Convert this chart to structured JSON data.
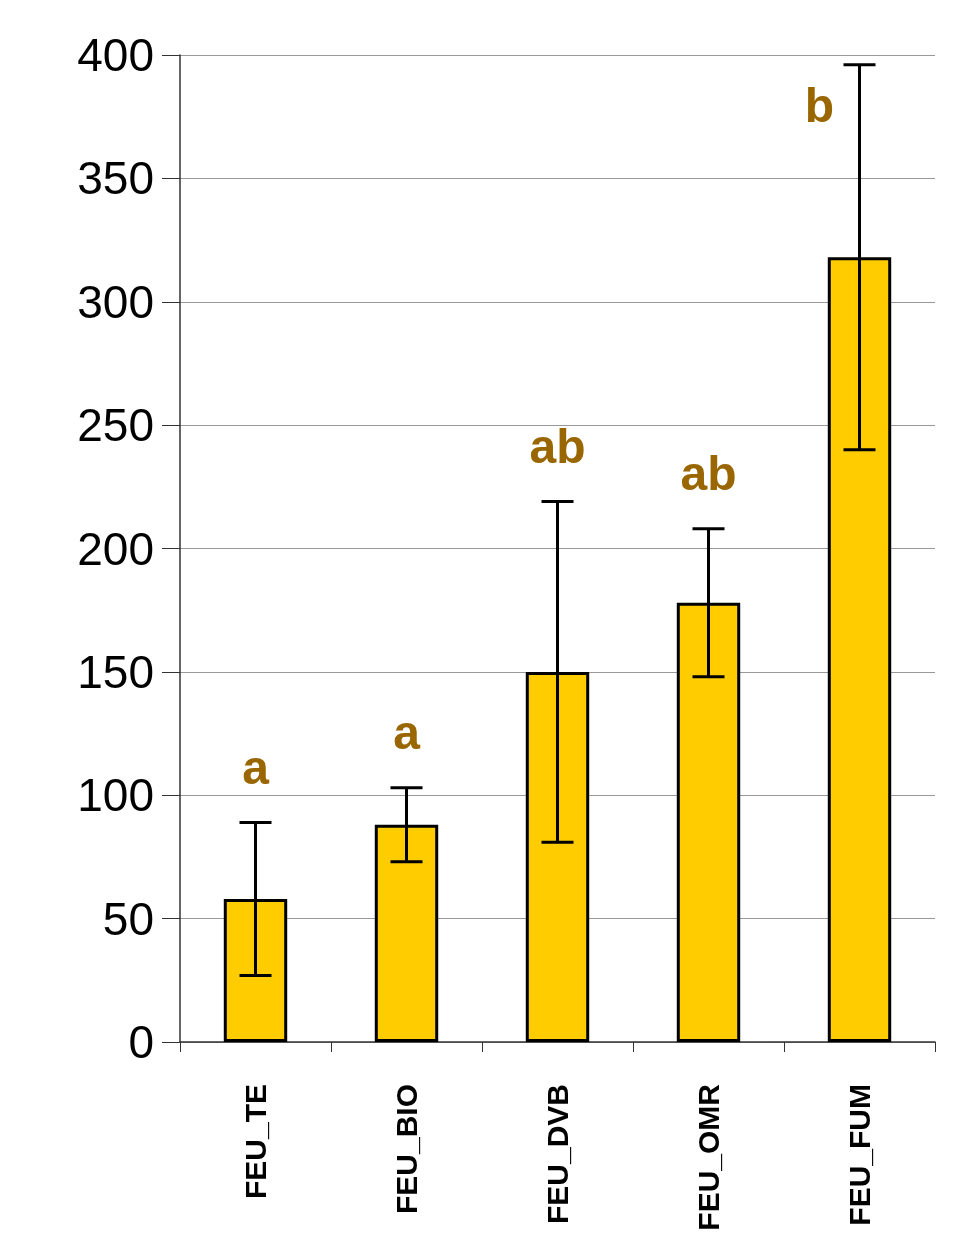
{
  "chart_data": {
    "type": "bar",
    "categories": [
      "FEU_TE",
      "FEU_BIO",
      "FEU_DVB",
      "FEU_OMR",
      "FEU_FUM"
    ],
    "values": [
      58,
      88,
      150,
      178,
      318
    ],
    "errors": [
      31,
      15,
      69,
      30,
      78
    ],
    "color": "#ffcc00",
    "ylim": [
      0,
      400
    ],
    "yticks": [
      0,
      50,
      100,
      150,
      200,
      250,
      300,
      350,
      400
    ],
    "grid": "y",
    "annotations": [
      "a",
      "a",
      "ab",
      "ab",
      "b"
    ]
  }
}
◆ ◆ ◆ ◆ ◆
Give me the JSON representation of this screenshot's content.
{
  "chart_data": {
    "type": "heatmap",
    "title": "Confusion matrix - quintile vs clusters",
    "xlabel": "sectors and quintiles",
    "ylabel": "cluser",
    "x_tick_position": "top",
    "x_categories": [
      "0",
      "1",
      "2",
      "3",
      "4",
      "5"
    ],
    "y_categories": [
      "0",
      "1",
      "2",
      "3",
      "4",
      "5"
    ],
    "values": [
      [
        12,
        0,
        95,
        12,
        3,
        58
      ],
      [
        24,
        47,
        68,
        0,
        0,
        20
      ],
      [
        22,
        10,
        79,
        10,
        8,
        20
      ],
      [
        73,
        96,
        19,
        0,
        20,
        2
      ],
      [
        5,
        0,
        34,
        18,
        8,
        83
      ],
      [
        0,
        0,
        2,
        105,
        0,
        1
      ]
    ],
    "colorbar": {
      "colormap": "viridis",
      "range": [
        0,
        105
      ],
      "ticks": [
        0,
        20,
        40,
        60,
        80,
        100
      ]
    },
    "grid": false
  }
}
◆ ◆ ◆ ◆ ◆
> [Work to do]:
Give the count of lines that hold the word "this", with nothing added.

> [Solution]:
2